PROBLEM: Continue the newsgroup reply on regional settings and SQL Server date formats, picking up right after its final sentence.

── READING PASSAGE

Re: Regional settings weird problem
- From: "Jacco Schalkwijk" <jacco.please.reply@xxxxxxxxxxxxxxxxxxxxxxxxxxxxxx>
- Date: Fri, 20 May 2005 10:53:49 +0100
The regional settings on your computer influence how the date is presented
in Enterprise Manager. So if the regional settings are British Enterprise
Manager will _display_ the dates in dd/mm/yyyy. Query Analyzer isn't
influenced by the regional settings, and will always display dates in
yyyy-mm-dd hh:mm:ss, which is known as the ODBC canonical dateformat.
However, how SQL Server interprets the dateformat of strings depends on the
settings for your login in SQL Server. In Enterprise Manager, look under
<Server>\Security\Logins and look at the Default Language for your username
(or BUILTIN\Administrators if you are a Windows administrator on your local
machine). In your case this will be English instead of British.

────
── PROVIDED MATERIAL

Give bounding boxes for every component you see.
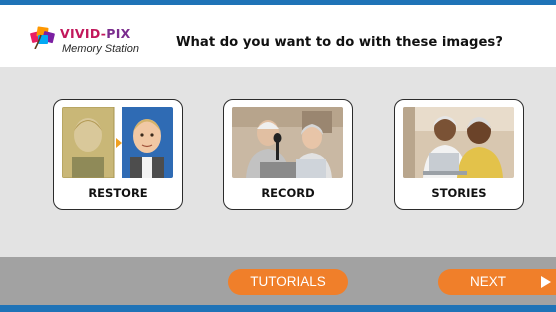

────

REPLY TO THE EXERCISE:
To avoid problems with dates as strings, use the formats that are always
interpreted the same by SQL Server independent of any settings:
yyyymmdd and
yyyy-mm-ddThh:mm:ss
--
Jacco Schalkwijk
SQL Server MVP
"Northgate" <Northgate@xxxxxxxxxxxxxxxxxxxxxxxxx> wrote in message
news:98A3F027-FC72-4F48-A42E-B9B9F6C7D67A@xxxxxxxxxxxxxxxx
> Ok, I think I understand but I'm still having problems on my W2KPC and SQL
> Server 2000.
>
> As far as I can tell everything on my PC is set to British English - PC
> regional settings, SQL Server Logins, registry settings,etc, etc. I've
> also
> changed the MSSQLSERVER service to run under my personal login.
>
> When I do a Look At Table -> return all rows on a table in Enterprise
> manager dates as displayed in British format, e.g., dd/mm/yyyy hh:mm:ss.
> When
> I use Query Analyser (also logged in with my personal login) dates are
> displayed as yy-mm-dd hh:mm:ss. Why ??
>
> It gets worse ...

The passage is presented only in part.